BEGIN Task material
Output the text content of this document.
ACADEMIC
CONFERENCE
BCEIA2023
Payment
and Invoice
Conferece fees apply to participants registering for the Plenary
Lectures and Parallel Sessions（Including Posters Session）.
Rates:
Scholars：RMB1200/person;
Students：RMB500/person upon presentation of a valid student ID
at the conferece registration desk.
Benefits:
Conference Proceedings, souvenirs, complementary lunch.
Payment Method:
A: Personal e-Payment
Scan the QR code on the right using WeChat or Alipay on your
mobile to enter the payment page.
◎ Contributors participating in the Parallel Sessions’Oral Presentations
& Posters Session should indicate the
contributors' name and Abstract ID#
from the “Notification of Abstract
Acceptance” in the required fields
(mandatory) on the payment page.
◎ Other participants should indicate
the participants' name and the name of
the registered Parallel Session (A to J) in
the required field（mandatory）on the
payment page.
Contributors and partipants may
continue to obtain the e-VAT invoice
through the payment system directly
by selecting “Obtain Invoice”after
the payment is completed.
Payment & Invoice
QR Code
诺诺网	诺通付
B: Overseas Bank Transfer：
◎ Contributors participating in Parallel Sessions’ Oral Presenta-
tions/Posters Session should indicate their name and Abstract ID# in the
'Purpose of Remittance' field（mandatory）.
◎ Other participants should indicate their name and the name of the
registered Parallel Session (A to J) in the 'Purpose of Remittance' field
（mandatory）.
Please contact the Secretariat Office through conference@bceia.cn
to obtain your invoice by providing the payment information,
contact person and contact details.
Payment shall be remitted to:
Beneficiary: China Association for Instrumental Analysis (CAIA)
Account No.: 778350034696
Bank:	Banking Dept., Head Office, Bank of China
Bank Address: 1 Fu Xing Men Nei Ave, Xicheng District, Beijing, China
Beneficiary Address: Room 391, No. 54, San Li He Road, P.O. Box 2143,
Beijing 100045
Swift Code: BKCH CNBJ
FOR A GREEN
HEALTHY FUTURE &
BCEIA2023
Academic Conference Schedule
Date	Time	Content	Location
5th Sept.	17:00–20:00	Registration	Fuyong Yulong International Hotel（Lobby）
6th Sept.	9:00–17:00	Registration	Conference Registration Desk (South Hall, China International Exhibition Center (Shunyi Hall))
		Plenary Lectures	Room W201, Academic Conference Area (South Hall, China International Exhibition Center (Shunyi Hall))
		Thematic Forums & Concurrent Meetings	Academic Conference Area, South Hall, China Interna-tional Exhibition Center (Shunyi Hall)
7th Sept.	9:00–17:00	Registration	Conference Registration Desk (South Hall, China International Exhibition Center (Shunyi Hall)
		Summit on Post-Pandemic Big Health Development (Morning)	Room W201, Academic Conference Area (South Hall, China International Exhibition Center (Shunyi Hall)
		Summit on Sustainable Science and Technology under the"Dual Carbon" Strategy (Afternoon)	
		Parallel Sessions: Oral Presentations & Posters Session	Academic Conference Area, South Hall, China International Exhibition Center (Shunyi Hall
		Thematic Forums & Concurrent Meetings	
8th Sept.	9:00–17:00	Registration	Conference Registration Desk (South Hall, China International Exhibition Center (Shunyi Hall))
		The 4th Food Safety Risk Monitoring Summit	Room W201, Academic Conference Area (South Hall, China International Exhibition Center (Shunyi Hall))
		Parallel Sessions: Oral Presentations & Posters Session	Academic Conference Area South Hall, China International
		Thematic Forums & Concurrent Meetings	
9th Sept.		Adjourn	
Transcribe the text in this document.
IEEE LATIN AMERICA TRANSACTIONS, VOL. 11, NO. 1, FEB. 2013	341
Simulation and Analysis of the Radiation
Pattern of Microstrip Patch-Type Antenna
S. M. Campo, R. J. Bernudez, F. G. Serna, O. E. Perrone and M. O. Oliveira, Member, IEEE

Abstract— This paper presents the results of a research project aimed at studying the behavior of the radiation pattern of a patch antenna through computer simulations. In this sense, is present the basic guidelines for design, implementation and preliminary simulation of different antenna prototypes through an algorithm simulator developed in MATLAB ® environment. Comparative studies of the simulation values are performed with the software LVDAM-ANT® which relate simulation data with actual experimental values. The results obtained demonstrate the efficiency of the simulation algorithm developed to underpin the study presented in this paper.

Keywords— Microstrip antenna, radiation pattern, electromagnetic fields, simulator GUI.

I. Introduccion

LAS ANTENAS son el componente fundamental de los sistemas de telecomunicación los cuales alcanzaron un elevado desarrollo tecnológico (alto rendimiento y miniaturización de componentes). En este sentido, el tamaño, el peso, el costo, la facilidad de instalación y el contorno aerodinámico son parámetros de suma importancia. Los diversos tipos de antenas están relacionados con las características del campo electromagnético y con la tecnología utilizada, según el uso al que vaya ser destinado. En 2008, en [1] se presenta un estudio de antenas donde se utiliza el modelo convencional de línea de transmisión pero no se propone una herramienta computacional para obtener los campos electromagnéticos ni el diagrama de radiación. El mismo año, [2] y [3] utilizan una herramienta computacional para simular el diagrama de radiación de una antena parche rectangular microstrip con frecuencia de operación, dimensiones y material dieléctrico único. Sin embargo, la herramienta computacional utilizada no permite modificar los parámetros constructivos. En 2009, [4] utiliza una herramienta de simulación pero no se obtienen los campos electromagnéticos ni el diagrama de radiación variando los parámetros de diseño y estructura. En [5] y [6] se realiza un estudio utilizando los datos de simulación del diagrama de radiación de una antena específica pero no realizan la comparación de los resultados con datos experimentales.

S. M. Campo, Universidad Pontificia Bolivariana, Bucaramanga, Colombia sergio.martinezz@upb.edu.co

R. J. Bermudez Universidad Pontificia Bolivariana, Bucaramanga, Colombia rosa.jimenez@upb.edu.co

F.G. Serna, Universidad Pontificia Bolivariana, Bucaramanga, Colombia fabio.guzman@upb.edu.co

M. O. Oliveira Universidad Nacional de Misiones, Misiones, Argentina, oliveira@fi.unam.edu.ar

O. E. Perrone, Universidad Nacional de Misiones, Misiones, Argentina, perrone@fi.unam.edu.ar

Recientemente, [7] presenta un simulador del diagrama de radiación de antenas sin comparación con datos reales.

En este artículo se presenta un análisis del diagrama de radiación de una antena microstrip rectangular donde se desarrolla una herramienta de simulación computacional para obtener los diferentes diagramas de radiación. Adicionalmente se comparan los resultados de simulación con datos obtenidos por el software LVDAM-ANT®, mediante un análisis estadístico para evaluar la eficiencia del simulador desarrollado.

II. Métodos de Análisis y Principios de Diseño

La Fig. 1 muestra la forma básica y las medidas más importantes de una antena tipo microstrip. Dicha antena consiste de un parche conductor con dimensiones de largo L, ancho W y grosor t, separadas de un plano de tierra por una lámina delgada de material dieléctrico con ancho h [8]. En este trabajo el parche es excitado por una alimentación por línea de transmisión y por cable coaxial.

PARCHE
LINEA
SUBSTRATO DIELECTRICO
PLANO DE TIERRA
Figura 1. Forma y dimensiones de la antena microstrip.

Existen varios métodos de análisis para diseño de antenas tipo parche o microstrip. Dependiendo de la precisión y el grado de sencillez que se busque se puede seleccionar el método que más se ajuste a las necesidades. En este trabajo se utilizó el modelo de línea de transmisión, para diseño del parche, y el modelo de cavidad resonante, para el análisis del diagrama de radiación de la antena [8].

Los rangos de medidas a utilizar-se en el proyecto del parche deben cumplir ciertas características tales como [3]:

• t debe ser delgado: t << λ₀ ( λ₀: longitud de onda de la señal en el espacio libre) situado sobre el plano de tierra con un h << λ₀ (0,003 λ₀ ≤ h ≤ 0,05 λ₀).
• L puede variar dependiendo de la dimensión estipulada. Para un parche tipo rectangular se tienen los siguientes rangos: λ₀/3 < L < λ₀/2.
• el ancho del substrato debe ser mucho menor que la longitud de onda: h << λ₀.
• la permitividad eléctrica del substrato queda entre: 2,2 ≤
END Task material
> Task brief
Each line of the material should be duplicated exactly, please.

> Result
Output the text content of this document.
ACADEMIC
CONFERENCE
BCEIA2023
Payment
and Invoice
Conferece fees apply to participants registering for the Plenary
Lectures and Parallel Sessions（Including Posters Session）.
Rates:
Scholars：RMB1200/person;
Students：RMB500/person upon presentation of a valid student ID
at the conferece registration desk.
Benefits:
Conference Proceedings, souvenirs, complementary lunch.
Payment Method:
A: Personal e-Payment
Scan the QR code on the right using WeChat or Alipay on your
mobile to enter the payment page.
◎ Contributors participating in the Parallel Sessions’Oral Presentations
& Posters Session should indicate the
contributors' name and Abstract ID#
from the “Notification of Abstract
Acceptance” in the required fields
(mandatory) on the payment page.
◎ Other participants should indicate
the participants' name and the name of
the registered Parallel Session (A to J) in
the required field（mandatory）on the
payment page.
Contributors and partipants may
continue to obtain the e-VAT invoice
through the payment system directly
by selecting “Obtain Invoice”after
the payment is completed.
Payment & Invoice
QR Code
诺诺网	诺通付
B: Overseas Bank Transfer：
◎ Contributors participating in Parallel Sessions’ Oral Presenta-
tions/Posters Session should indicate their name and Abstract ID# in the
'Purpose of Remittance' field（mandatory）.
◎ Other participants should indicate their name and the name of the
registered Parallel Session (A to J) in the 'Purpose of Remittance' field
（mandatory）.
Please contact the Secretariat Office through conference@bceia.cn
to obtain your invoice by providing the payment information,
contact person and contact details.
Payment shall be remitted to:
Beneficiary: China Association for Instrumental Analysis (CAIA)
Account No.: 778350034696
Bank:	Banking Dept., Head Office, Bank of China
Bank Address: 1 Fu Xing Men Nei Ave, Xicheng District, Beijing, China
Beneficiary Address: Room 391, No. 54, San Li He Road, P.O. Box 2143,
Beijing 100045
Swift Code: BKCH CNBJ
FOR A GREEN
HEALTHY FUTURE &
BCEIA2023
Academic Conference Schedule
Date	Time	Content	Location
5th Sept.	17:00–20:00	Registration	Fuyong Yulong International Hotel（Lobby）
6th Sept.	9:00–17:00	Registration	Conference Registration Desk (South Hall, China International Exhibition Center (Shunyi Hall))
		Plenary Lectures	Room W201, Academic Conference Area (South Hall, China International Exhibition Center (Shunyi Hall))
		Thematic Forums & Concurrent Meetings	Academic Conference Area, South Hall, China Interna-tional Exhibition Center (Shunyi Hall)
7th Sept.	9:00–17:00	Registration	Conference Registration Desk (South Hall, China International Exhibition Center (Shunyi Hall)
		Summit on Post-Pandemic Big Health Development (Morning)	Room W201, Academic Conference Area (South Hall, China International Exhibition Center (Shunyi Hall)
		Summit on Sustainable Science and Technology under the"Dual Carbon" Strategy (Afternoon)	
		Parallel Sessions: Oral Presentations & Posters Session	Academic Conference Area, South Hall, China International Exhibition Center (Shunyi Hall
		Thematic Forums & Concurrent Meetings	
8th Sept.	9:00–17:00	Registration	Conference Registration Desk (South Hall, China International Exhibition Center (Shunyi Hall))
		The 4th Food Safety Risk Monitoring Summit	Room W201, Academic Conference Area (South Hall, China International Exhibition Center (Shunyi Hall))
		Parallel Sessions: Oral Presentations & Posters Session	Academic Conference Area South Hall, China International
		Thematic Forums & Concurrent Meetings	
9th Sept.		Adjourn	
Transcribe the text in this document.
IEEE LATIN AMERICA TRANSACTIONS, VOL. 11, NO. 1, FEB. 2013	341
Simulation and Analysis of the Radiation
Pattern of Microstrip Patch-Type Antenna
S. M. Campo, R. J. Bernudez, F. G. Serna, O. E. Perrone and M. O. Oliveira, Member, IEEE

Abstract— This paper presents the results of a research project aimed at studying the behavior of the radiation pattern of a patch antenna through computer simulations. In this sense, is present the basic guidelines for design, implementation and preliminary simulation of different antenna prototypes through an algorithm simulator developed in MATLAB ® environment. Comparative studies of the simulation values are performed with the software LVDAM-ANT® which relate simulation data with actual experimental values. The results obtained demonstrate the efficiency of the simulation algorithm developed to underpin the study presented in this paper.

Keywords— Microstrip antenna, radiation pattern, electromagnetic fields, simulator GUI.

I. Introduccion

LAS ANTENAS son el componente fundamental de los sistemas de telecomunicación los cuales alcanzaron un elevado desarrollo tecnológico (alto rendimiento y miniaturización de componentes). En este sentido, el tamaño, el peso, el costo, la facilidad de instalación y el contorno aerodinámico son parámetros de suma importancia. Los diversos tipos de antenas están relacionados con las características del campo electromagnético y con la tecnología utilizada, según el uso al que vaya ser destinado. En 2008, en [1] se presenta un estudio de antenas donde se utiliza el modelo convencional de línea de transmisión pero no se propone una herramienta computacional para obtener los campos electromagnéticos ni el diagrama de radiación. El mismo año, [2] y [3] utilizan una herramienta computacional para simular el diagrama de radiación de una antena parche rectangular microstrip con frecuencia de operación, dimensiones y material dieléctrico único. Sin embargo, la herramienta computacional utilizada no permite modificar los parámetros constructivos. En 2009, [4] utiliza una herramienta de simulación pero no se obtienen los campos electromagnéticos ni el diagrama de radiación variando los parámetros de diseño y estructura. En [5] y [6] se realiza un estudio utilizando los datos de simulación del diagrama de radiación de una antena específica pero no realizan la comparación de los resultados con datos experimentales.

S. M. Campo, Universidad Pontificia Bolivariana, Bucaramanga, Colombia sergio.martinezz@upb.edu.co

R. J. Bermudez Universidad Pontificia Bolivariana, Bucaramanga, Colombia rosa.jimenez@upb.edu.co

F.G. Serna, Universidad Pontificia Bolivariana, Bucaramanga, Colombia fabio.guzman@upb.edu.co

M. O. Oliveira Universidad Nacional de Misiones, Misiones, Argentina, oliveira@fi.unam.edu.ar

O. E. Perrone, Universidad Nacional de Misiones, Misiones, Argentina, perrone@fi.unam.edu.ar

Recientemente, [7] presenta un simulador del diagrama de radiación de antenas sin comparación con datos reales.

En este artículo se presenta un análisis del diagrama de radiación de una antena microstrip rectangular donde se desarrolla una herramienta de simulación computacional para obtener los diferentes diagramas de radiación. Adicionalmente se comparan los resultados de simulación con datos obtenidos por el software LVDAM-ANT®, mediante un análisis estadístico para evaluar la eficiencia del simulador desarrollado.

II. Métodos de Análisis y Principios de Diseño

La Fig. 1 muestra la forma básica y las medidas más importantes de una antena tipo microstrip. Dicha antena consiste de un parche conductor con dimensiones de largo L, ancho W y grosor t, separadas de un plano de tierra por una lámina delgada de material dieléctrico con ancho h [8]. En este trabajo el parche es excitado por una alimentación por línea de transmisión y por cable coaxial.

PARCHE
LINEA
SUBSTRATO DIELECTRICO
PLANO DE TIERRA
Figura 1. Forma y dimensiones de la antena microstrip.

Existen varios métodos de análisis para diseño de antenas tipo parche o microstrip. Dependiendo de la precisión y el grado de sencillez que se busque se puede seleccionar el método que más se ajuste a las necesidades. En este trabajo se utilizó el modelo de línea de transmisión, para diseño del parche, y el modelo de cavidad resonante, para el análisis del diagrama de radiación de la antena [8].

Los rangos de medidas a utilizar-se en el proyecto del parche deben cumplir ciertas características tales como [3]:

• t debe ser delgado: t << λ₀ ( λ₀: longitud de onda de la señal en el espacio libre) situado sobre el plano de tierra con un h << λ₀ (0,003 λ₀ ≤ h ≤ 0,05 λ₀).
• L puede variar dependiendo de la dimensión estipulada. Para un parche tipo rectangular se tienen los siguientes rangos: λ₀/3 < L < λ₀/2.
• el ancho del substrato debe ser mucho menor que la longitud de onda: h << λ₀.
• la permitividad eléctrica del substrato queda entre: 2,2 ≤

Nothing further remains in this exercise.